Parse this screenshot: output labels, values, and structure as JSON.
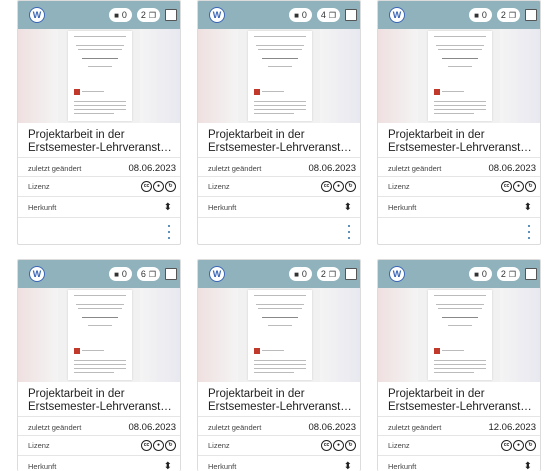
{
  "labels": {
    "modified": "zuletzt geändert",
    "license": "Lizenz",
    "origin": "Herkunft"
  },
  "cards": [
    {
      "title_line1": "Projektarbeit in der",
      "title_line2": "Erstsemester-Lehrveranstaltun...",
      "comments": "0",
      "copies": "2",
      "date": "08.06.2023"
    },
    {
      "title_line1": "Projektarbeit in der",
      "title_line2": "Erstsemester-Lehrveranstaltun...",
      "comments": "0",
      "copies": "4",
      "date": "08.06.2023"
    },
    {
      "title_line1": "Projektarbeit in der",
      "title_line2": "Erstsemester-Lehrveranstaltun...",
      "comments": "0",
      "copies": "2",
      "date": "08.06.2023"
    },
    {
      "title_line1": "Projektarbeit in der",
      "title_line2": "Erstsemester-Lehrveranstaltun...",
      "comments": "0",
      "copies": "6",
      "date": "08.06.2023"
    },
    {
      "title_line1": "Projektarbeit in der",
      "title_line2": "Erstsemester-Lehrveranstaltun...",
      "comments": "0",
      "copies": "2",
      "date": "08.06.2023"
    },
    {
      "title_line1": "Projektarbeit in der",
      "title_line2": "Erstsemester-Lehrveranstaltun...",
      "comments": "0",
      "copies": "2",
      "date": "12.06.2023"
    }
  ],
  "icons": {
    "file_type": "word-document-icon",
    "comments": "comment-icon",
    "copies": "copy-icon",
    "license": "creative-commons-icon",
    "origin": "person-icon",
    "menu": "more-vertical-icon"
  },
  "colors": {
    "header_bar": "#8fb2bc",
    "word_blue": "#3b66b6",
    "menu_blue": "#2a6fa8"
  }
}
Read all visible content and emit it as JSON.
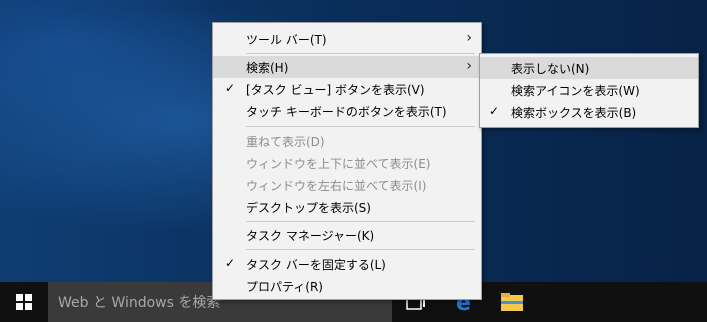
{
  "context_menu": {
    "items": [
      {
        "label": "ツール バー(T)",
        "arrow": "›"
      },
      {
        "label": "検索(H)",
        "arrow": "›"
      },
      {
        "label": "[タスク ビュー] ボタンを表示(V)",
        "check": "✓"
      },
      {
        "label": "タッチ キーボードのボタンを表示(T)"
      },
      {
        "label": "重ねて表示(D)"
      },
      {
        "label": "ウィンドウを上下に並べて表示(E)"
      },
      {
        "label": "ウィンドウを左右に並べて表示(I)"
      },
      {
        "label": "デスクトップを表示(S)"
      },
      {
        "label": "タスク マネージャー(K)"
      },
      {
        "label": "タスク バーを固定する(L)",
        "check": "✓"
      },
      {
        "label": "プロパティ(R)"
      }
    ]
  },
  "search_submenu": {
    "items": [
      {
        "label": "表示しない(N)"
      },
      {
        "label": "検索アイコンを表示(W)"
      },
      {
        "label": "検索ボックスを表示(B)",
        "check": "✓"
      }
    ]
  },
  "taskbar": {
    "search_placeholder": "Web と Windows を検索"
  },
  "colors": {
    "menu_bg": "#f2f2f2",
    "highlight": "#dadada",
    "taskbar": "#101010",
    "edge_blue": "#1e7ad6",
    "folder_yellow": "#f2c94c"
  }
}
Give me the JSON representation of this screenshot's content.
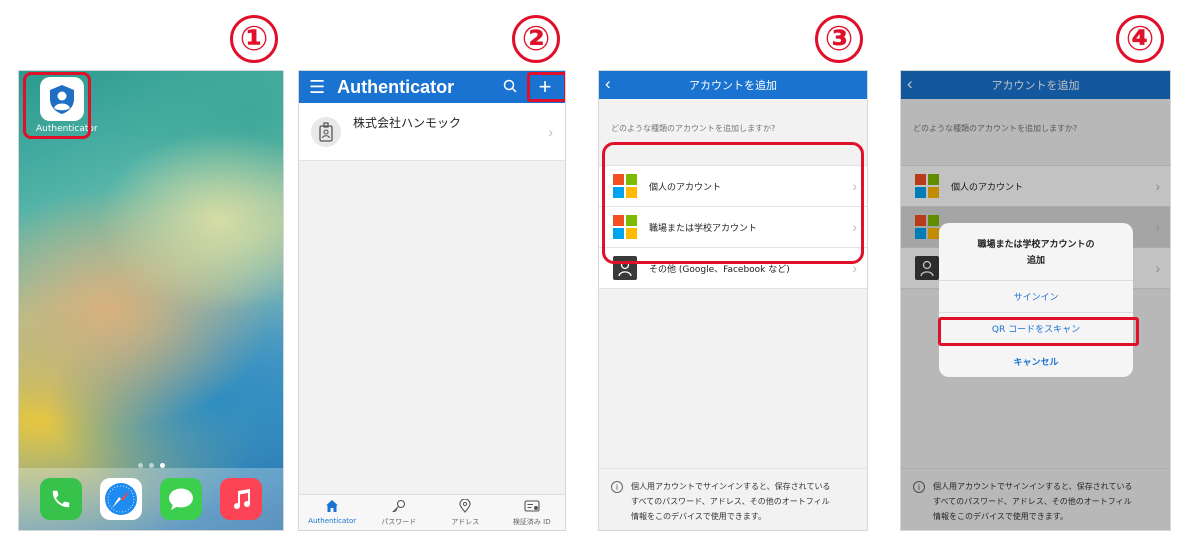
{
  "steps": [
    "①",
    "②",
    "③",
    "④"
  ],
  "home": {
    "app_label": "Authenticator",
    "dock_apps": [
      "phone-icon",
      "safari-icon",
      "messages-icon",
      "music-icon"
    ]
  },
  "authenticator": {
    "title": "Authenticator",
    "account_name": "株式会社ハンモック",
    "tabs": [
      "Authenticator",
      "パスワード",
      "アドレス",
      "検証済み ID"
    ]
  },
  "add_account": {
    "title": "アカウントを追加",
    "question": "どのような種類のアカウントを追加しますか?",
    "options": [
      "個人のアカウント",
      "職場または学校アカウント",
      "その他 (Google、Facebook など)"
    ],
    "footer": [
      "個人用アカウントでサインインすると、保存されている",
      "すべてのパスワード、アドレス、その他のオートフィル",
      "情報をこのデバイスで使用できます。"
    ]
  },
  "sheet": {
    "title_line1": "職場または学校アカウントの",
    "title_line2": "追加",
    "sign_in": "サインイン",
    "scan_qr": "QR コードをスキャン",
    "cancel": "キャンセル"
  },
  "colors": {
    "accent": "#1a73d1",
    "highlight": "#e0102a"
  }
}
* * *
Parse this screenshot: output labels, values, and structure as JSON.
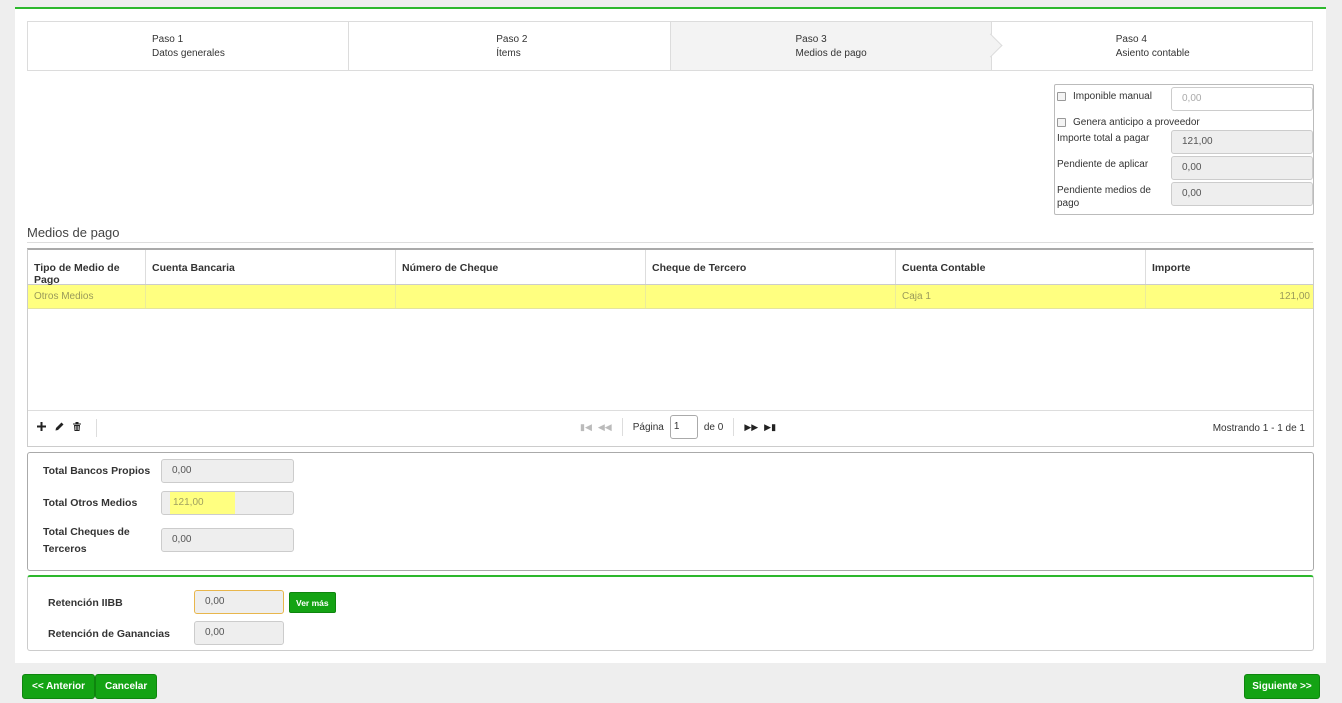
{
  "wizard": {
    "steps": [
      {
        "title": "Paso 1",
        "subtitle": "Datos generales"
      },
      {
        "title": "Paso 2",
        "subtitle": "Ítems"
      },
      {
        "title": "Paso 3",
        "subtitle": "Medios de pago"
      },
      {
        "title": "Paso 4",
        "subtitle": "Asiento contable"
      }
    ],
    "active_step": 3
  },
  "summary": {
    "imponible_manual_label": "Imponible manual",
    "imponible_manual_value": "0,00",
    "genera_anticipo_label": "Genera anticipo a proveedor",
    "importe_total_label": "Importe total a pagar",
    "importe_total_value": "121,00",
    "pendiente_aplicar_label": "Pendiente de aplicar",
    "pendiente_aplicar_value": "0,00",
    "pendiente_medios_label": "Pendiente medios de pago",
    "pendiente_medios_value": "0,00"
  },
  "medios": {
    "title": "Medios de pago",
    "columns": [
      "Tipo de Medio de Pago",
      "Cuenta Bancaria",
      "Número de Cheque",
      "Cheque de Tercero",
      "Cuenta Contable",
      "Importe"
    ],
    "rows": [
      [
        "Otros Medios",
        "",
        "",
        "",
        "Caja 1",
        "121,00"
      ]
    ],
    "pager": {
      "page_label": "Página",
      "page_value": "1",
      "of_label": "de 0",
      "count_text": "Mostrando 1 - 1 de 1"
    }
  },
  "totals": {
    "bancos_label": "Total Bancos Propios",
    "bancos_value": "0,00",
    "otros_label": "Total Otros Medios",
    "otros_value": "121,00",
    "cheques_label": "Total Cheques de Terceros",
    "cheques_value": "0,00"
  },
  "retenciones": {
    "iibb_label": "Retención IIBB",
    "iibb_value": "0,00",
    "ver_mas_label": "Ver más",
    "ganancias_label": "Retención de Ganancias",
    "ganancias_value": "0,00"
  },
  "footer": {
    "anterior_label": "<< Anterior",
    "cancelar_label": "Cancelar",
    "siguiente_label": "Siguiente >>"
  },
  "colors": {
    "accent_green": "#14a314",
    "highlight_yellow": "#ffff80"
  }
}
==
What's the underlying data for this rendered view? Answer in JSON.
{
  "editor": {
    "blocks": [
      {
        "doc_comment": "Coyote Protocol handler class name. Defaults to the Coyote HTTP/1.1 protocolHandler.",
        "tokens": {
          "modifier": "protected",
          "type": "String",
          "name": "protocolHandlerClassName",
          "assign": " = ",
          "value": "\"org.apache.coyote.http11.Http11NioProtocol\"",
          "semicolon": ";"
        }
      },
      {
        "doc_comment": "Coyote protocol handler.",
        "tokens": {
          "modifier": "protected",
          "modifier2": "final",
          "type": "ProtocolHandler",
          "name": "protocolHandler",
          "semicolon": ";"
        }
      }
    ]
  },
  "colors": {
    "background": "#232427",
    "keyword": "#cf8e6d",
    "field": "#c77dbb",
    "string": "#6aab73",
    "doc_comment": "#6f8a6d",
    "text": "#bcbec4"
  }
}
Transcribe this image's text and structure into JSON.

_What to work on_.
Exact duplication is required for the lines above, from the line that contains "What's the underlying" to the line that contains "Transcribe this image's", inclusive; omit all others.

_Output_.
What's the underlying data for this rendered view? Answer in JSON.
{
  "editor": {
    "blocks": [
      {
        "doc_comment": "Coyote Protocol handler class name. Defaults to the Coyote HTTP/1.1 protocolHandler.",
        "tokens": {
          "modifier": "protected",
          "type": "String",
          "name": "protocolHandlerClassName",
          "assign": " = ",
          "value": "\"org.apache.coyote.http11.Http11NioProtocol\"",
          "semicolon": ";"
        }
      },
      {
        "doc_comment": "Coyote protocol handler.",
        "tokens": {
          "modifier": "protected",
          "modifier2": "final",
          "type": "ProtocolHandler",
          "name": "protocolHandler",
          "semicolon": ";"
        }
      }
    ]
  },
  "colors": {
    "background": "#232427",
    "keyword": "#cf8e6d",
    "field": "#c77dbb",
    "string": "#6aab73",
    "doc_comment": "#6f8a6d",
    "text": "#bcbec4"
  }
}
Transcribe this image's text and structure into JSON.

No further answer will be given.